* [Written instruction]:
What is needed here is an exact copy of every entry.

[Collection entries]

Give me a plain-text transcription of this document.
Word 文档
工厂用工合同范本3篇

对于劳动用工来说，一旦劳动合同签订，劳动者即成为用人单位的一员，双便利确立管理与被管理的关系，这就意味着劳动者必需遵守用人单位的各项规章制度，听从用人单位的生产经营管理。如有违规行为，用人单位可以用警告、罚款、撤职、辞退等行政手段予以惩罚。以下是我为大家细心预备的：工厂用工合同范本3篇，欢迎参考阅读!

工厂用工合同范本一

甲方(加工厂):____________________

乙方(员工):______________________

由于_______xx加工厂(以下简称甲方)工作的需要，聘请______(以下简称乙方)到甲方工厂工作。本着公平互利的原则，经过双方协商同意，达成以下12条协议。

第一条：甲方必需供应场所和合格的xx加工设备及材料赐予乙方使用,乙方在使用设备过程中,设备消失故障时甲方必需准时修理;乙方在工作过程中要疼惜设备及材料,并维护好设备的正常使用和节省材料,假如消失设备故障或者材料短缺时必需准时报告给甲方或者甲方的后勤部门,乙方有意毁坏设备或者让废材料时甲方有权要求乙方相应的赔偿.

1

* [Expected answer]:
Give me a plain-text transcription of this document.
Word 文档
工厂用工合同范本3篇

对于劳动用工来说，一旦劳动合同签订，劳动者即成为用人单位的一员，双便利确立管理与被管理的关系，这就意味着劳动者必需遵守用人单位的各项规章制度，听从用人单位的生产经营管理。如有违规行为，用人单位可以用警告、罚款、撤职、辞退等行政手段予以惩罚。以下是我为大家细心预备的：工厂用工合同范本3篇，欢迎参考阅读!

工厂用工合同范本一

甲方(加工厂):____________________

乙方(员工):______________________

由于_______xx加工厂(以下简称甲方)工作的需要，聘请______(以下简称乙方)到甲方工厂工作。本着公平互利的原则，经过双方协商同意，达成以下12条协议。

第一条：甲方必需供应场所和合格的xx加工设备及材料赐予乙方使用,乙方在使用设备过程中,设备消失故障时甲方必需准时修理;乙方在工作过程中要疼惜设备及材料,并维护好设备的正常使用和节省材料,假如消失设备故障或者材料短缺时必需准时报告给甲方或者甲方的后勤部门,乙方有意毁坏设备或者让废材料时甲方有权要求乙方相应的赔偿.

1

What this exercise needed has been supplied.